=== Material provided ===

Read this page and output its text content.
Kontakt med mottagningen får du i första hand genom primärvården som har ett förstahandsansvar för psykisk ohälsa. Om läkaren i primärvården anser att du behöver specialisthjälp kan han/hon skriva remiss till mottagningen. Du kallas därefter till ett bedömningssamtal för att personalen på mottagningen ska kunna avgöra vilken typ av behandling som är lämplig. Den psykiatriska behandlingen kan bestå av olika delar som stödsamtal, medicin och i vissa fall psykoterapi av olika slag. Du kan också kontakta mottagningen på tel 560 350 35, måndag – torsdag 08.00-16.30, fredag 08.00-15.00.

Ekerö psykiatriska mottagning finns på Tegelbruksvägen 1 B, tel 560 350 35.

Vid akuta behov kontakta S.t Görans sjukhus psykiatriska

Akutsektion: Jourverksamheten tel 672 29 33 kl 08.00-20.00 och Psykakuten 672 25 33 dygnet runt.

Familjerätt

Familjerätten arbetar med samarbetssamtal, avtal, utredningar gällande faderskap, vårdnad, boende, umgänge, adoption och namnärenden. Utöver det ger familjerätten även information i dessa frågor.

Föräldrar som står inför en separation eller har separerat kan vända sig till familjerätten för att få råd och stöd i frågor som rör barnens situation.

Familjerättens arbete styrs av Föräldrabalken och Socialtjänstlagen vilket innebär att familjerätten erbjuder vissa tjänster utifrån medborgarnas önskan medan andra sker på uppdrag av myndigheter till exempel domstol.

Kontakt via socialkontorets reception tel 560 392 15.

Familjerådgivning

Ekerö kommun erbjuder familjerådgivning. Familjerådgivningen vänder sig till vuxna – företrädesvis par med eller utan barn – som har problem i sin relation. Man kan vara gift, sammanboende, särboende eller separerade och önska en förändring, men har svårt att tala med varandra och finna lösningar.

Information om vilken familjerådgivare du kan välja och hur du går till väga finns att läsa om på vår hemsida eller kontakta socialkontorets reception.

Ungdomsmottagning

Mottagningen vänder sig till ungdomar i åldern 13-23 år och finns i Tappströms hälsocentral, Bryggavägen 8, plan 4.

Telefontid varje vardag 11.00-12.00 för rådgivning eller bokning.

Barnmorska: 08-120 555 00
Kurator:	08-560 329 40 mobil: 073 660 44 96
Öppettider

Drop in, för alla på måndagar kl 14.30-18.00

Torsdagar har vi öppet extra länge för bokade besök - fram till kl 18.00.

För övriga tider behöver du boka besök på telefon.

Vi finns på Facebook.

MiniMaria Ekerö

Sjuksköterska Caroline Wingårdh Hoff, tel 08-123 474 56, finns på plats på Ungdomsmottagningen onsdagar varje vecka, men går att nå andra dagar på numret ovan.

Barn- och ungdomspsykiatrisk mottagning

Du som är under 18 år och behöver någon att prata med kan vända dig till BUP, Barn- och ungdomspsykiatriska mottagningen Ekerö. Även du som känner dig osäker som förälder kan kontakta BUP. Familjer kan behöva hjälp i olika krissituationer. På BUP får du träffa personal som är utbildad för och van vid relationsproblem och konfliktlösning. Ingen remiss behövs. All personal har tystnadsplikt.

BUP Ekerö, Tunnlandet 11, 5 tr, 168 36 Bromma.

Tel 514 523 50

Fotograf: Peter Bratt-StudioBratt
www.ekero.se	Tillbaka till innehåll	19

===

» **Exercise brief**
Each record, exactly as written, is to be printed again.

» **Exercise answer**
Read this page and output its text content.
Kontakt med mottagningen får du i första hand genom primärvården som har ett förstahandsansvar för psykisk ohälsa. Om läkaren i primärvården anser att du behöver specialisthjälp kan han/hon skriva remiss till mottagningen. Du kallas därefter till ett bedömningssamtal för att personalen på mottagningen ska kunna avgöra vilken typ av behandling som är lämplig. Den psykiatriska behandlingen kan bestå av olika delar som stödsamtal, medicin och i vissa fall psykoterapi av olika slag. Du kan också kontakta mottagningen på tel 560 350 35, måndag – torsdag 08.00-16.30, fredag 08.00-15.00.

Ekerö psykiatriska mottagning finns på Tegelbruksvägen 1 B, tel 560 350 35.

Vid akuta behov kontakta S.t Görans sjukhus psykiatriska

Akutsektion: Jourverksamheten tel 672 29 33 kl 08.00-20.00 och Psykakuten 672 25 33 dygnet runt.

Familjerätt

Familjerätten arbetar med samarbetssamtal, avtal, utredningar gällande faderskap, vårdnad, boende, umgänge, adoption och namnärenden. Utöver det ger familjerätten även information i dessa frågor.

Föräldrar som står inför en separation eller har separerat kan vända sig till familjerätten för att få råd och stöd i frågor som rör barnens situation.

Familjerättens arbete styrs av Föräldrabalken och Socialtjänstlagen vilket innebär att familjerätten erbjuder vissa tjänster utifrån medborgarnas önskan medan andra sker på uppdrag av myndigheter till exempel domstol.

Kontakt via socialkontorets reception tel 560 392 15.

Familjerådgivning

Ekerö kommun erbjuder familjerådgivning. Familjerådgivningen vänder sig till vuxna – företrädesvis par med eller utan barn – som har problem i sin relation. Man kan vara gift, sammanboende, särboende eller separerade och önska en förändring, men har svårt att tala med varandra och finna lösningar.

Information om vilken familjerådgivare du kan välja och hur du går till väga finns att läsa om på vår hemsida eller kontakta socialkontorets reception.

Ungdomsmottagning

Mottagningen vänder sig till ungdomar i åldern 13-23 år och finns i Tappströms hälsocentral, Bryggavägen 8, plan 4.

Telefontid varje vardag 11.00-12.00 för rådgivning eller bokning.

Barnmorska: 08-120 555 00
Kurator:	08-560 329 40 mobil: 073 660 44 96
Öppettider

Drop in, för alla på måndagar kl 14.30-18.00

Torsdagar har vi öppet extra länge för bokade besök - fram till kl 18.00.

För övriga tider behöver du boka besök på telefon.

Vi finns på Facebook.

MiniMaria Ekerö

Sjuksköterska Caroline Wingårdh Hoff, tel 08-123 474 56, finns på plats på Ungdomsmottagningen onsdagar varje vecka, men går att nå andra dagar på numret ovan.

Barn- och ungdomspsykiatrisk mottagning

Du som är under 18 år och behöver någon att prata med kan vända dig till BUP, Barn- och ungdomspsykiatriska mottagningen Ekerö. Även du som känner dig osäker som förälder kan kontakta BUP. Familjer kan behöva hjälp i olika krissituationer. På BUP får du träffa personal som är utbildad för och van vid relationsproblem och konfliktlösning. Ingen remiss behövs. All personal har tystnadsplikt.

BUP Ekerö, Tunnlandet 11, 5 tr, 168 36 Bromma.

Tel 514 523 50

Fotograf: Peter Bratt-StudioBratt
www.ekero.se	Tillbaka till innehåll	19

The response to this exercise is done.